### REQUIREMENTS
Using the records that follow, copy every line containing the word "time".

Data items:
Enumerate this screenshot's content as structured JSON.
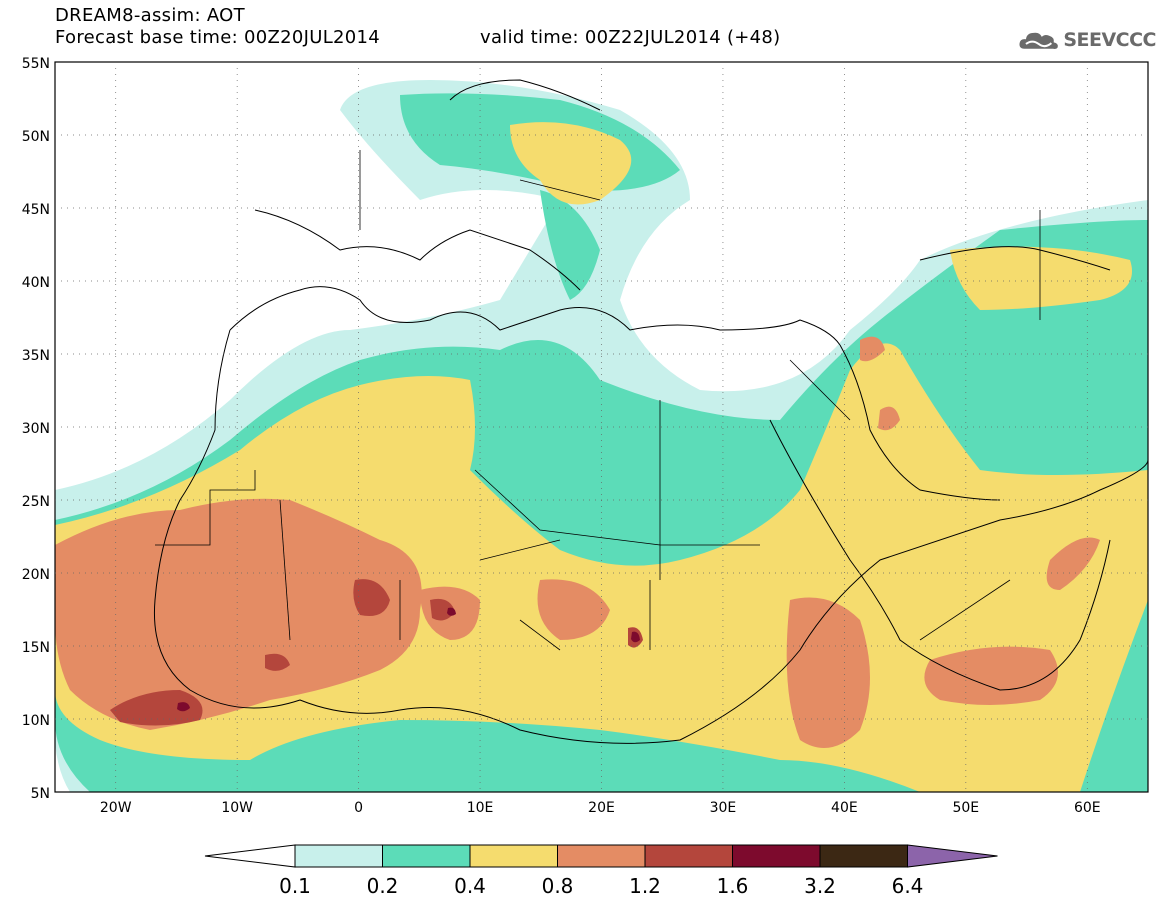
{
  "header": {
    "title": "DREAM8-assim: AOT",
    "base_time": "Forecast base time: 00Z20JUL2014",
    "valid_time": "valid time: 00Z22JUL2014 (+48)"
  },
  "logo": {
    "text": "SEEVCCC",
    "icon": "cloud-icon"
  },
  "map": {
    "lat_labels": [
      "55N",
      "50N",
      "45N",
      "40N",
      "35N",
      "30N",
      "25N",
      "20N",
      "15N",
      "10N",
      "5N"
    ],
    "lon_labels": [
      "20W",
      "10W",
      "0",
      "10E",
      "20E",
      "30E",
      "40E",
      "50E",
      "60E"
    ],
    "lon_range": [
      -25,
      65
    ],
    "lat_range": [
      5,
      55
    ]
  },
  "colorbar": {
    "labels": [
      "0.1",
      "0.2",
      "0.4",
      "0.8",
      "1.2",
      "1.6",
      "3.2",
      "6.4"
    ],
    "colors": [
      "#c8f0eb",
      "#5cdcb8",
      "#f5dc6e",
      "#e48c64",
      "#b4463c",
      "#7d0a2d",
      "#3c2814",
      "#8c64aa"
    ]
  }
}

### TASK RESULT
    "base_time": "Forecast base time: 00Z20JUL2014",
    "valid_time": "valid time: 00Z22JUL2014 (+48)"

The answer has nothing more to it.